▶ _YOUR GOAL_
Search the listing for "value" and copy every line where it appears.

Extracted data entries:
-- START --
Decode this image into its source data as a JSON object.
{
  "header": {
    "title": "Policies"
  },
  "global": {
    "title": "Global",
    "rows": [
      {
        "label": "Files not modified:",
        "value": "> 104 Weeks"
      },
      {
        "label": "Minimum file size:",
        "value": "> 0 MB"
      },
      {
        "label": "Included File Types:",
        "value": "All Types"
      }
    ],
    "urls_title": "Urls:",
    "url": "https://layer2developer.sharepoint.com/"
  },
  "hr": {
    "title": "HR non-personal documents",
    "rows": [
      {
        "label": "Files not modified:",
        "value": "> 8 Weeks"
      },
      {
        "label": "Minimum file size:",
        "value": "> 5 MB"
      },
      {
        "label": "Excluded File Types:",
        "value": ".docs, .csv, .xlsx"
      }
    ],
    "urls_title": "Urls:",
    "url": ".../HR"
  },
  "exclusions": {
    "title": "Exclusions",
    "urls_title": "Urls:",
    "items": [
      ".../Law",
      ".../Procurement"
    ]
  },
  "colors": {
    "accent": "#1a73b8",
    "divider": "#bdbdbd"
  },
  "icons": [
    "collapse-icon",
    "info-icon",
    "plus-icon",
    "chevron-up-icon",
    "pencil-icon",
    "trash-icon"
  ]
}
-- END --
-- START --
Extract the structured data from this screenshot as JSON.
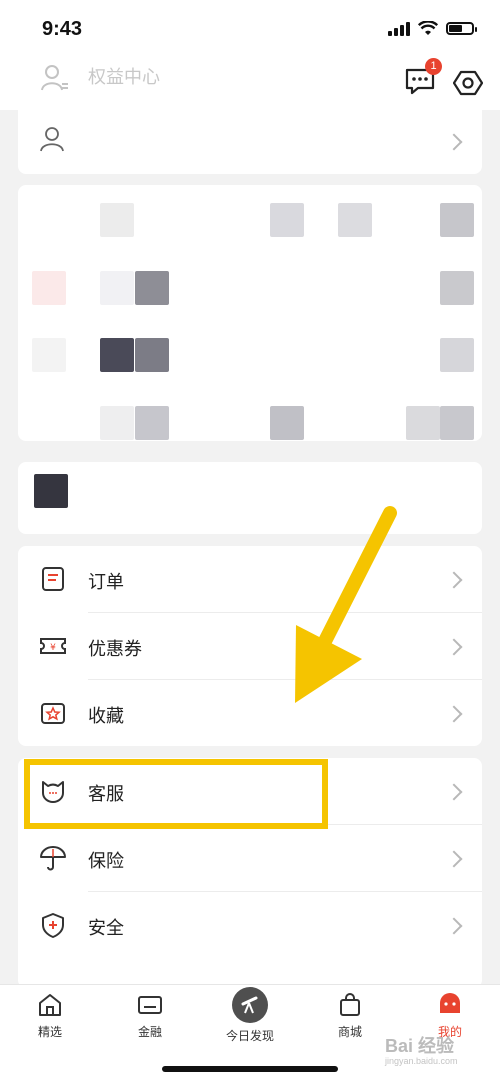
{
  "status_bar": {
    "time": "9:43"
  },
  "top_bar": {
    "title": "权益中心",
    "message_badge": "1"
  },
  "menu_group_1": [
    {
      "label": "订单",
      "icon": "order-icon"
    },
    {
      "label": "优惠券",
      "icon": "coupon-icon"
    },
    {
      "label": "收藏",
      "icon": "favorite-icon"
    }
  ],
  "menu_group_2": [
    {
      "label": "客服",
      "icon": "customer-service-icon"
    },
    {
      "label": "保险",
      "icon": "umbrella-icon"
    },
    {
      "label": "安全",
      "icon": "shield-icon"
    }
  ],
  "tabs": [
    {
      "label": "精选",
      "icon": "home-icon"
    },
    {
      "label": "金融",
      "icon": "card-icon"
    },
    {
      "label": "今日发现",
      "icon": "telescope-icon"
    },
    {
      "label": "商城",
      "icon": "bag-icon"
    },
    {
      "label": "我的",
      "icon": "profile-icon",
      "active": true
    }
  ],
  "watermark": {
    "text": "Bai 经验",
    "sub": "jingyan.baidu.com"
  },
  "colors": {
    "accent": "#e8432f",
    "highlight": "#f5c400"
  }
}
-- END --
▶ _ANSWER BELOW_
        "value": "> 104 Weeks"
        "value": "> 0 MB"
        "value": "All Types"
        "value": "> 8 Weeks"
        "value": "> 5 MB"
        "value": ".docs, .csv, .xlsx"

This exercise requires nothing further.